Document extract>
______

Variant: NM_175914.5(HNF4A):c.1052T>G (p.Met351Arg)

CA120226

9216 (ClinVar)

Gene: HNF4A

Condition: monogenic diabetes

Inheritance Mode: Autosomal dominant inheritance

UUID: 947a4531-75a8-43fd-b583-c67188936101

Approved on: 2024-11-21

Published on: 2024-11-21

HGVS expressions

NM_175914.5:c.1052T>G
NM_175914.5(HNF4A):c.1052T>G (p.Met351Arg)
NC_000020.11:g.44424243T>G
CM000682.2:g.44424243T>G
NC_000020.10:g.43052883T>G
CM000682.1:g.43052883T>G
NC_000020.9:g.42486297T>G
NG_009818.1:g.73443T>G
ENST00000316673.9:c.1052T>G
ENST00000316099.10:c.1118T>G
ENST00000619550.5:c.1092T>G
ENST00000316099.9:c.1118T>G
ENST00000316099.8:c.1118T>G
ENST00000316673.8:c.1052T>G
ENST00000372920.1:c.*885T>G
ENST00000415691.2:c.1118T>G
ENST00000443598.6:c.1118T>G
ENST00000457232.5:c.1052T>G
ENST00000609795.5:c.1052T>G
ENST00000619550.4:c.1043T>G
NM_000457.4:c.1118T>G
NM_001030003.2:c.1052T>G
NM_001030004.2:c.1052T>G
NM_001258355.1:c.1097T>G
NM_001287182.1:c.1043T>G
NM_001287183.1:c.1043T>G
NM_001287184.1:c.1043T>G
NM_175914.4:c.1052T>G
NM_178849.2:c.1118T>G
NM_178850.2:c.1118T>G
NM_001030003.3:c.1052T>G
NM_001030004.3:c.1052T>G
NM_001258355.2:c.1097T>G
NM_001287182.2:c.1043T>G
NM_001287184.2:c.1043T>G
NM_178849.3:c.1118T>G
NM_178850.3:c.1118T>G
NM_000457.5:c.1118T>G
NM_000457.6:c.1118T>G
NM_001287183.2:c.1043T>G

Likely Pathogenic

• Met criteria codes: PS3_Supporting PP3 PP4_Moderate PP1_Moderate PM2_Supporting

Expert Panel

Monogenic Diabetes VCEP

Criteria Specification Information

Criteria Specification: ClinGen Monogenic Diabetes Expert Panel Specifications to the ACMG/AMP Variant Interpretation Guidelines for HNF4A Version 2.0.0

Evidence submitted by expert panel

Monogenic Diabetes VCEP

The 1052T>G variant in the hepatocyte nuclear factor 4 alpha gene, HNF4A, causes an amino acid change of methionine to arginine at codon 351 (p.(Met351Arg)) of NM_175914.5. This variant is absent from gnomAD v2.1.1 (PM2_Supporting). This variant is predicted to be deleterious by computational evidence, with a REVEL score of 0.903, which is greater than the MDEP VCEP threshold of 0.70 (PP3). This variant segregated with diabetes, with four informative meioses in one family (PP1_Moderate; PMID: 17407387). PP4_moderate was met even without MPC or ABCC8 testing because multiple family members are diazoxide-responsive and would have to be a unique ABCC8 situation. (PP4_Moderate; PMID: 17407387). Functional studies demonstrated the p.Met351Arg protein has transactivation below 40% of wildtype but retains the same DNA binding activity as WT HNF4A, indicating that this variant impacts protein function (PMID: 21323639). In summary, c.1052T>G meets the criteria to be classified as likely pathogenic for monogenic diabetes. ACMG/AMP criteria applied, as specified by the ClinGen MDEP (specification version 2.0.0, approved 10/11/2023): PS3_supporting, PP1_moderate, PP4_moderate, PM2_supporting, PP3.

______

Work item> In the variant report, what REVEL score is given for the variant? The material that comes next has no connection to the variant report.

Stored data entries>

______

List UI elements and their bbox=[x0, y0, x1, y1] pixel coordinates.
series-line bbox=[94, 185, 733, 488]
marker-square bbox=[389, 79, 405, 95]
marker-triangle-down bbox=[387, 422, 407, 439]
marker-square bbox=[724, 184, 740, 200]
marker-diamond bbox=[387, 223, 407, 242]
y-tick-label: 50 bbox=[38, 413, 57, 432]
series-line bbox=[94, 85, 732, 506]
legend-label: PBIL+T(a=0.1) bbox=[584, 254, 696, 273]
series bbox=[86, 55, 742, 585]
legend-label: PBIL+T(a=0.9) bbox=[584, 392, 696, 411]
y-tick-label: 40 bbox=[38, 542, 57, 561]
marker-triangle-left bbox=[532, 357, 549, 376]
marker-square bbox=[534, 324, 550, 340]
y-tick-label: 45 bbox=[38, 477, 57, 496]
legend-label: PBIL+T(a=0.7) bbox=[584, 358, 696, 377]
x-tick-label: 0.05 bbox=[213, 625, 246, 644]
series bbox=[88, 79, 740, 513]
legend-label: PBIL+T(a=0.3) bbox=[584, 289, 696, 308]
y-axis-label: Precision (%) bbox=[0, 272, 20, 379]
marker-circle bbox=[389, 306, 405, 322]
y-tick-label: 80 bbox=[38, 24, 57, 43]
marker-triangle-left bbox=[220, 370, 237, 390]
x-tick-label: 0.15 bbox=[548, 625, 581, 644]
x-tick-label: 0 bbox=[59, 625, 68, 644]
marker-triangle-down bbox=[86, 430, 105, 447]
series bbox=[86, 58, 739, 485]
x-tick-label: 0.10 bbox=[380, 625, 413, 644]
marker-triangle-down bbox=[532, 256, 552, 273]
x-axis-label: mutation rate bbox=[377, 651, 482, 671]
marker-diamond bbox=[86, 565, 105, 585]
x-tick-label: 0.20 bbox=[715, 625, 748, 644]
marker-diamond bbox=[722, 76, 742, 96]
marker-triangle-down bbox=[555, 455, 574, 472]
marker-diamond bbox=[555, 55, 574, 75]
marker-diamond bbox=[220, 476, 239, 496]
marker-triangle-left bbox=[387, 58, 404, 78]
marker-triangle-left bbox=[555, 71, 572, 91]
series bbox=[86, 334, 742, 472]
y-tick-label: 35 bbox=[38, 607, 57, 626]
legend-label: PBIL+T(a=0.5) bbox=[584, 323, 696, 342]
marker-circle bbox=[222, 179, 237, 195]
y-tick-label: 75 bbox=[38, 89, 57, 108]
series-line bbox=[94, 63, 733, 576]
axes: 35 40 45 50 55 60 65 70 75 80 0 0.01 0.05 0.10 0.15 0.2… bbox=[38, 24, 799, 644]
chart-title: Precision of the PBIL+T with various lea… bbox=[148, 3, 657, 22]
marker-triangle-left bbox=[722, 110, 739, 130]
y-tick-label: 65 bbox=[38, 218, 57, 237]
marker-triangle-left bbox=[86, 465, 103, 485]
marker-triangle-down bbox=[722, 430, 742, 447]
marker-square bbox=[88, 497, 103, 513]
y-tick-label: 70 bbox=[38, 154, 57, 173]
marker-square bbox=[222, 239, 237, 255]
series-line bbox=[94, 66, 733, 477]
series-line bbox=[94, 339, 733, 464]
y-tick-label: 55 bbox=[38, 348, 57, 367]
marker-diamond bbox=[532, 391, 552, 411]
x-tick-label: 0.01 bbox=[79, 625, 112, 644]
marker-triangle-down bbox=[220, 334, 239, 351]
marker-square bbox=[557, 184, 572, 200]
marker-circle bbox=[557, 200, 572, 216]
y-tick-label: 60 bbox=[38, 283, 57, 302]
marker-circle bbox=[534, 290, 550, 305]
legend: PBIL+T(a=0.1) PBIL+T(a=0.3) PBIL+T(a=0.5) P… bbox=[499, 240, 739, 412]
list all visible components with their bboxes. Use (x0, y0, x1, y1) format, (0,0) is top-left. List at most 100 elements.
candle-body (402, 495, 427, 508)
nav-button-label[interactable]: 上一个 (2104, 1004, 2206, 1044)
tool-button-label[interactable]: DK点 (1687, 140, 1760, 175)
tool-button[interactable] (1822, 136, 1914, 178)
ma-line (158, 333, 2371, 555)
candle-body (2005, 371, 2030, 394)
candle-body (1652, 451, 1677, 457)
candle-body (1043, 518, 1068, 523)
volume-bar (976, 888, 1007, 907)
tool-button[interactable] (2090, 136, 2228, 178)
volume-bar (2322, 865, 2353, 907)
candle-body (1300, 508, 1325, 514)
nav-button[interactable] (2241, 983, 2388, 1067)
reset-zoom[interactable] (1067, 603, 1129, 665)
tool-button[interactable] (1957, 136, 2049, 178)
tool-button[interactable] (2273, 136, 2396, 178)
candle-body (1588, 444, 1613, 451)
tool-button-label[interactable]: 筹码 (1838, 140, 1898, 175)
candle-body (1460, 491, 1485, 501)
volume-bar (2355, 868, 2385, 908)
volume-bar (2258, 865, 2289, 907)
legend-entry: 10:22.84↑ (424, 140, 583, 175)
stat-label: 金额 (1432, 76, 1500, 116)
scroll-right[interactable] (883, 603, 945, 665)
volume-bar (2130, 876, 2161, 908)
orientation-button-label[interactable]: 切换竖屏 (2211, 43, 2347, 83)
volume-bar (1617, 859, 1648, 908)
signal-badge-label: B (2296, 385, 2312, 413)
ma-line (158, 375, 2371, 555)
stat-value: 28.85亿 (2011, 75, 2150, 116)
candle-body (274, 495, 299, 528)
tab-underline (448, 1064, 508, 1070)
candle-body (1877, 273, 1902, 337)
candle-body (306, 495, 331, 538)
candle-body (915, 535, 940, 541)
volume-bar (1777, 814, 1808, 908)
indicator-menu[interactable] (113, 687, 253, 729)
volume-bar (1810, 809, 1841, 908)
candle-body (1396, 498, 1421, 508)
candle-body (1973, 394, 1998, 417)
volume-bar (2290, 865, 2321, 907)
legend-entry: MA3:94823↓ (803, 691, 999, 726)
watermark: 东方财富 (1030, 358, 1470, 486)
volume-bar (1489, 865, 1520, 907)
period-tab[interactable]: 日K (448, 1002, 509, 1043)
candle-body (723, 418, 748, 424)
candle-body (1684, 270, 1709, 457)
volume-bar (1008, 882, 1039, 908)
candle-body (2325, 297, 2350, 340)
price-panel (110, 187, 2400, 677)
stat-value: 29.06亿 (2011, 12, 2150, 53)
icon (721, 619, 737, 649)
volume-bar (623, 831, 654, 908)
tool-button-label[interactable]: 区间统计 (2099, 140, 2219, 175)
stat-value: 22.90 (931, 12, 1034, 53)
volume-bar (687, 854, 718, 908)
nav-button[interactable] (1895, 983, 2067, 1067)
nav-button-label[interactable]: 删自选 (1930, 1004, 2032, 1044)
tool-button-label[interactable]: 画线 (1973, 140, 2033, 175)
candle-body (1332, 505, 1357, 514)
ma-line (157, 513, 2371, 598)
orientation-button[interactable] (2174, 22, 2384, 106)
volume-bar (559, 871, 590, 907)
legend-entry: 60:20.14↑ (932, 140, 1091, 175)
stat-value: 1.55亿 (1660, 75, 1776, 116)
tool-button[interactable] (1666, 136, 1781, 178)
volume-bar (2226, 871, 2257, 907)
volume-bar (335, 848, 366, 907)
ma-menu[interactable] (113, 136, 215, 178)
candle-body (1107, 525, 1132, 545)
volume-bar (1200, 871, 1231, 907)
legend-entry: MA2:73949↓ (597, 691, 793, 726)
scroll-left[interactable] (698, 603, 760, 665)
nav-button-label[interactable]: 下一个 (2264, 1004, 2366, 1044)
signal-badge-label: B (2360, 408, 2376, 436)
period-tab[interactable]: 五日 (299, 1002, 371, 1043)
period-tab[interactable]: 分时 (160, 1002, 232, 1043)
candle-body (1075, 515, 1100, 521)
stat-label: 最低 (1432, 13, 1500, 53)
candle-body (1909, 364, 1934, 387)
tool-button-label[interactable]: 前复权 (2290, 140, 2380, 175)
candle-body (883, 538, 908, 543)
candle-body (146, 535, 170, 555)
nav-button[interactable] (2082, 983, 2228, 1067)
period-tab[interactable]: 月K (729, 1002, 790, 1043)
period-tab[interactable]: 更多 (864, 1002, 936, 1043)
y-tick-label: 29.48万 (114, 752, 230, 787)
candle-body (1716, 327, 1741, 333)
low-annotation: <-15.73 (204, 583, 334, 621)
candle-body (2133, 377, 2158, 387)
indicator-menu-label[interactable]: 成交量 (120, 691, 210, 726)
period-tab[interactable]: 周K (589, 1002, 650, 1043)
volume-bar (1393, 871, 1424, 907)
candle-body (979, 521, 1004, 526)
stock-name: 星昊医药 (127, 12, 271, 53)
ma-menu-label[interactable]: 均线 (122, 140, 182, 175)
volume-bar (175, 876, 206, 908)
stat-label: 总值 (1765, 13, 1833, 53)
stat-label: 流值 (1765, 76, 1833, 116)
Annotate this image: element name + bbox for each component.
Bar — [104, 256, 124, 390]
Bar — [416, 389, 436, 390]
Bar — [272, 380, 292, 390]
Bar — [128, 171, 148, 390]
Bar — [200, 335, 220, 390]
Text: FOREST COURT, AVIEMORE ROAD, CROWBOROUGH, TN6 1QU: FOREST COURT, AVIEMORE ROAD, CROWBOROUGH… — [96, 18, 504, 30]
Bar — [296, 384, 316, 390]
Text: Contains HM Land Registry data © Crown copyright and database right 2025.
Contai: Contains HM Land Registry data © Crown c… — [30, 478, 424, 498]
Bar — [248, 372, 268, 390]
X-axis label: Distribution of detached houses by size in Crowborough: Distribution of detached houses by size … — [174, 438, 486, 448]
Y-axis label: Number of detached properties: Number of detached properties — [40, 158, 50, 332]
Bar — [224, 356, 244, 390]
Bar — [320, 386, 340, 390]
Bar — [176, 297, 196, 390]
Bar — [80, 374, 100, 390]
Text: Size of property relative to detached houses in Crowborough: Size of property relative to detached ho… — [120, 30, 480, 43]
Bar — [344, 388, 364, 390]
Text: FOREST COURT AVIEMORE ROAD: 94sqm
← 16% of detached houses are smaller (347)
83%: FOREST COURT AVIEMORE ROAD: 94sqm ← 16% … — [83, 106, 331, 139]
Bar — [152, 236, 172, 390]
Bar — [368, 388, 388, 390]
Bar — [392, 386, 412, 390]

______

Output for this task> 0.903